Directive → Reproduce every line of the material below unchanged, keeping the same order and characters.

────────────────

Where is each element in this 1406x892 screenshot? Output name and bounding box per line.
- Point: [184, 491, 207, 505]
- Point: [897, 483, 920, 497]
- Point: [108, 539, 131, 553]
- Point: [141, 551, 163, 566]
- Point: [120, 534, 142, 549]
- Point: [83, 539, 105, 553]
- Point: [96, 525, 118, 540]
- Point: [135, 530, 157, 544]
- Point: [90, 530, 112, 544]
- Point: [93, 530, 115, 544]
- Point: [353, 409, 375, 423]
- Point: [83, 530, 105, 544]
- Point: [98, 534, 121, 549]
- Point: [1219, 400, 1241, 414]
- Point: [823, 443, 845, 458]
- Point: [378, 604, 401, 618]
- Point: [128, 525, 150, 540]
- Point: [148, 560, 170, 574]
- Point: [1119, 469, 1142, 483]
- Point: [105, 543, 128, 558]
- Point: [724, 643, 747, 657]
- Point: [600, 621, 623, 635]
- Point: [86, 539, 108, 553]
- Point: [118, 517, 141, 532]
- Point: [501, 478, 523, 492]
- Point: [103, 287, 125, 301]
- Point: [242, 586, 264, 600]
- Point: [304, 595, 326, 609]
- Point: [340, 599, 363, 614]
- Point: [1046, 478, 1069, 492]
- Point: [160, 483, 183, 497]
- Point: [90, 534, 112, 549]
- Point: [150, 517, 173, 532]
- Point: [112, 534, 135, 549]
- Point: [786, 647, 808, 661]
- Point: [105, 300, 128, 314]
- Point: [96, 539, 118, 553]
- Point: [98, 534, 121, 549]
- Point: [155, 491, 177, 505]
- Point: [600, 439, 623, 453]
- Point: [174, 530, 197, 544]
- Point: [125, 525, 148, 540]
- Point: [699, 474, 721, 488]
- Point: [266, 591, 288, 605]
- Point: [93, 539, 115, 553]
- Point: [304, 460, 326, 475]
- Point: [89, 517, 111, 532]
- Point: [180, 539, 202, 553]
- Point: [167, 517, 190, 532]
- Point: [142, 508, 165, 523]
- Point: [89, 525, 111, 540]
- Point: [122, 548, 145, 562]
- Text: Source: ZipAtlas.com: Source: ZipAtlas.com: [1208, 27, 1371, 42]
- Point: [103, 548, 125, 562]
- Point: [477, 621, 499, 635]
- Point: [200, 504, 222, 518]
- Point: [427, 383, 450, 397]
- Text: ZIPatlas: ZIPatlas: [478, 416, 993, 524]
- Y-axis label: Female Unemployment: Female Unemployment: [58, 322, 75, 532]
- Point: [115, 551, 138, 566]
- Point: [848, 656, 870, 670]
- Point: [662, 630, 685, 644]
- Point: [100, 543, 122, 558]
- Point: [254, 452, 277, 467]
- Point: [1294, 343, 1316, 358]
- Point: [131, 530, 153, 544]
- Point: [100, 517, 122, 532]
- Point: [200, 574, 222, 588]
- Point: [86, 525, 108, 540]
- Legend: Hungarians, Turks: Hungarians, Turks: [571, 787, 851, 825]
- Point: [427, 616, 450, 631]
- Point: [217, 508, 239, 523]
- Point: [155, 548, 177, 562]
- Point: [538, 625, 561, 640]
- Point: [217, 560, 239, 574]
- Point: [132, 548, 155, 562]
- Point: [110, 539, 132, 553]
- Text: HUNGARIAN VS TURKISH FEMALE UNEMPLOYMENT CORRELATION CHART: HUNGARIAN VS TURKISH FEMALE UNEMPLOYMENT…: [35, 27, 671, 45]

────────────────

Right answer →
Where is each element in this 1406x892 screenshot? Output name and bounding box per line.
- Point: [184, 491, 207, 505]
- Point: [897, 483, 920, 497]
- Point: [108, 539, 131, 553]
- Point: [141, 551, 163, 566]
- Point: [120, 534, 142, 549]
- Point: [83, 539, 105, 553]
- Point: [96, 525, 118, 540]
- Point: [135, 530, 157, 544]
- Point: [90, 530, 112, 544]
- Point: [93, 530, 115, 544]
- Point: [353, 409, 375, 423]
- Point: [83, 530, 105, 544]
- Point: [98, 534, 121, 549]
- Point: [1219, 400, 1241, 414]
- Point: [823, 443, 845, 458]
- Point: [378, 604, 401, 618]
- Point: [128, 525, 150, 540]
- Point: [148, 560, 170, 574]
- Point: [1119, 469, 1142, 483]
- Point: [105, 543, 128, 558]
- Point: [724, 643, 747, 657]
- Point: [600, 621, 623, 635]
- Point: [86, 539, 108, 553]
- Point: [118, 517, 141, 532]
- Point: [501, 478, 523, 492]
- Point: [103, 287, 125, 301]
- Point: [242, 586, 264, 600]
- Point: [304, 595, 326, 609]
- Point: [340, 599, 363, 614]
- Point: [1046, 478, 1069, 492]
- Point: [160, 483, 183, 497]
- Point: [90, 534, 112, 549]
- Point: [150, 517, 173, 532]
- Point: [112, 534, 135, 549]
- Point: [786, 647, 808, 661]
- Point: [105, 300, 128, 314]
- Point: [96, 539, 118, 553]
- Point: [98, 534, 121, 549]
- Point: [155, 491, 177, 505]
- Point: [600, 439, 623, 453]
- Point: [174, 530, 197, 544]
- Point: [125, 525, 148, 540]
- Point: [699, 474, 721, 488]
- Point: [266, 591, 288, 605]
- Point: [93, 539, 115, 553]
- Point: [304, 460, 326, 475]
- Point: [89, 517, 111, 532]
- Point: [180, 539, 202, 553]
- Point: [167, 517, 190, 532]
- Point: [142, 508, 165, 523]
- Point: [89, 525, 111, 540]
- Point: [122, 548, 145, 562]
- Text: Source: ZipAtlas.com: Source: ZipAtlas.com: [1208, 27, 1371, 42]
- Point: [103, 548, 125, 562]
- Point: [477, 621, 499, 635]
- Point: [200, 504, 222, 518]
- Point: [427, 383, 450, 397]
- Text: ZIPatlas: ZIPatlas: [478, 416, 993, 524]
- Y-axis label: Female Unemployment: Female Unemployment: [58, 322, 75, 532]
- Point: [115, 551, 138, 566]
- Point: [848, 656, 870, 670]
- Point: [662, 630, 685, 644]
- Point: [100, 543, 122, 558]
- Point: [254, 452, 277, 467]
- Point: [1294, 343, 1316, 358]
- Point: [131, 530, 153, 544]
- Point: [100, 517, 122, 532]
- Point: [200, 574, 222, 588]
- Point: [86, 525, 108, 540]
- Legend: Hungarians, Turks: Hungarians, Turks: [571, 787, 851, 825]
- Point: [427, 616, 450, 631]
- Point: [217, 508, 239, 523]
- Point: [155, 548, 177, 562]
- Point: [538, 625, 561, 640]
- Point: [217, 560, 239, 574]
- Point: [132, 548, 155, 562]
- Point: [110, 539, 132, 553]
- Text: HUNGARIAN VS TURKISH FEMALE UNEMPLOYMENT CORRELATION CHART: HUNGARIAN VS TURKISH FEMALE UNEMPLOYMENT…: [35, 27, 671, 45]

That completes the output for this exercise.